--- Task statement ---
Everything in the listing should be restated word for word.

--- START ---

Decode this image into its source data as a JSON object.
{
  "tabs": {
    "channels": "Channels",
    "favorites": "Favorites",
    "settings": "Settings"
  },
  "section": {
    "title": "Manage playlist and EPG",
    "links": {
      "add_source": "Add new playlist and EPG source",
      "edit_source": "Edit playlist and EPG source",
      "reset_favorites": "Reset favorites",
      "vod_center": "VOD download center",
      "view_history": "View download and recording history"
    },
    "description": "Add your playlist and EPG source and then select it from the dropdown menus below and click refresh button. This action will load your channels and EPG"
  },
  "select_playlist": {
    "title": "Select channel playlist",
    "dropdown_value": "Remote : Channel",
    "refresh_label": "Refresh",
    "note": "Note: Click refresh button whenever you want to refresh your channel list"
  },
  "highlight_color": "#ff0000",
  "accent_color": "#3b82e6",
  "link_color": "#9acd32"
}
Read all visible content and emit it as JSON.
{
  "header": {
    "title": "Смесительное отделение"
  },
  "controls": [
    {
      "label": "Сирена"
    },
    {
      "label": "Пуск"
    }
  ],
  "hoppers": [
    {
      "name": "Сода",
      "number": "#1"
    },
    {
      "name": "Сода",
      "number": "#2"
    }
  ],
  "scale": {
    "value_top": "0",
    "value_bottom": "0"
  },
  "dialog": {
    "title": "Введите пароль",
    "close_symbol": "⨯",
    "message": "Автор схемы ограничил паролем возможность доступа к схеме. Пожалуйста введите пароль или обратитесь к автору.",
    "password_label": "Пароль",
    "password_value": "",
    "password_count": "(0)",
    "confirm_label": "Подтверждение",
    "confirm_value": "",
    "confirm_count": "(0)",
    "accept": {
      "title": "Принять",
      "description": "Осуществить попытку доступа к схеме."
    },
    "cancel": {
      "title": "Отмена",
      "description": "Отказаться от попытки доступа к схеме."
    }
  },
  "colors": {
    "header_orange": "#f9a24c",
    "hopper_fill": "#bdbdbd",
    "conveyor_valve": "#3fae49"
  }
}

--- END ---

--- Solution for this problem ---
Decode this image into its source data as a JSON object.
{
  "tabs": {
    "channels": "Channels",
    "favorites": "Favorites",
    "settings": "Settings"
  },
  "section": {
    "title": "Manage playlist and EPG",
    "links": {
      "add_source": "Add new playlist and EPG source",
      "edit_source": "Edit playlist and EPG source",
      "reset_favorites": "Reset favorites",
      "vod_center": "VOD download center",
      "view_history": "View download and recording history"
    },
    "description": "Add your playlist and EPG source and then select it from the dropdown menus below and click refresh button. This action will load your channels and EPG"
  },
  "select_playlist": {
    "title": "Select channel playlist",
    "dropdown_value": "Remote : Channel",
    "refresh_label": "Refresh",
    "note": "Note: Click refresh button whenever you want to refresh your channel list"
  },
  "highlight_color": "#ff0000",
  "accent_color": "#3b82e6",
  "link_color": "#9acd32"
}
Read all visible content and emit it as JSON.
{
  "header": {
    "title": "Смесительное отделение"
  },
  "controls": [
    {
      "label": "Сирена"
    },
    {
      "label": "Пуск"
    }
  ],
  "hoppers": [
    {
      "name": "Сода",
      "number": "#1"
    },
    {
      "name": "Сода",
      "number": "#2"
    }
  ],
  "scale": {
    "value_top": "0",
    "value_bottom": "0"
  },
  "dialog": {
    "title": "Введите пароль",
    "close_symbol": "⨯",
    "message": "Автор схемы ограничил паролем возможность доступа к схеме. Пожалуйста введите пароль или обратитесь к автору.",
    "password_label": "Пароль",
    "password_value": "",
    "password_count": "(0)",
    "confirm_label": "Подтверждение",
    "confirm_value": "",
    "confirm_count": "(0)",
    "accept": {
      "title": "Принять",
      "description": "Осуществить попытку доступа к схеме."
    },
    "cancel": {
      "title": "Отмена",
      "description": "Отказаться от попытки доступа к схеме."
    }
  },
  "colors": {
    "header_orange": "#f9a24c",
    "hopper_fill": "#bdbdbd",
    "conveyor_valve": "#3fae49"
  }
}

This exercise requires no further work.